REQUEST
Reproduce the data below in full and exclude every picture.

MATERIAL PROVIDED
>>>

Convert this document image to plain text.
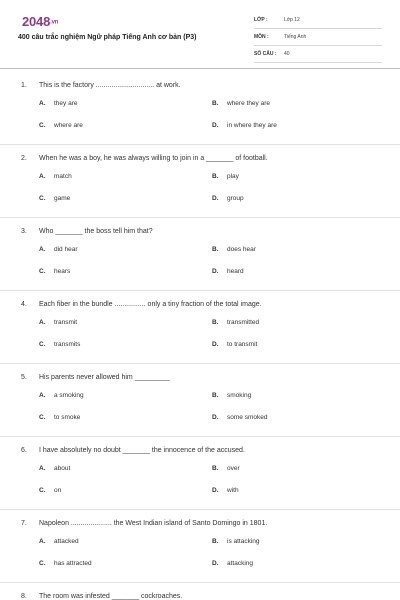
2048.vn
400 câu trắc nghiệm Ngữ pháp Tiếng Anh cơ bản (P3)
LỚP :	Lớp 12
MÔN :	Tiếng Anh
SỐ CÂU : 40
1. This is the factory .............................. at work.
A. they are	B. where they are
C. where are	D. in where they are
2. When he was a boy, he was always willing to join in a _______ of football.
A. match	B. play
C. game	D. group
3. Who _______ the boss tell him that?
A. did hear	B. does hear
C. hears	D. heard
4. Each fiber in the bundle ................ only a tiny fraction of the total image.
A. transmit	B. transmitted
C. transmits	D. to transmit
5. His parents never allowed him _________
A. a smoking	B. smoking
C. to smoke	D. some smoked
6. I have absolutely no doubt _______ the innocence of the accused.
A. about	B. over
C. on	D. with
7. Napoleon ..................... the West Indian island of Santo Domingo in 1801.
A. attacked	B. is attacking
C. has attracted	D. attacking
8. The room was infested _______ cockroaches.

<<<

FINAL RESULT
Convert this document image to plain text.
2048.vn
400 câu trắc nghiệm Ngữ pháp Tiếng Anh cơ bản (P3)
LỚP :	Lớp 12
MÔN :	Tiếng Anh
SỐ CÂU : 40
1. This is the factory .............................. at work.
A. they are	B. where they are
C. where are	D. in where they are
2. When he was a boy, he was always willing to join in a _______ of football.
A. match	B. play
C. game	D. group
3. Who _______ the boss tell him that?
A. did hear	B. does hear
C. hears	D. heard
4. Each fiber in the bundle ................ only a tiny fraction of the total image.
A. transmit	B. transmitted
C. transmits	D. to transmit
5. His parents never allowed him _________
A. a smoking	B. smoking
C. to smoke	D. some smoked
6. I have absolutely no doubt _______ the innocence of the accused.
A. about	B. over
C. on	D. with
7. Napoleon ..................... the West Indian island of Santo Domingo in 1801.
A. attacked	B. is attacking
C. has attracted	D. attacking
8. The room was infested _______ cockroaches.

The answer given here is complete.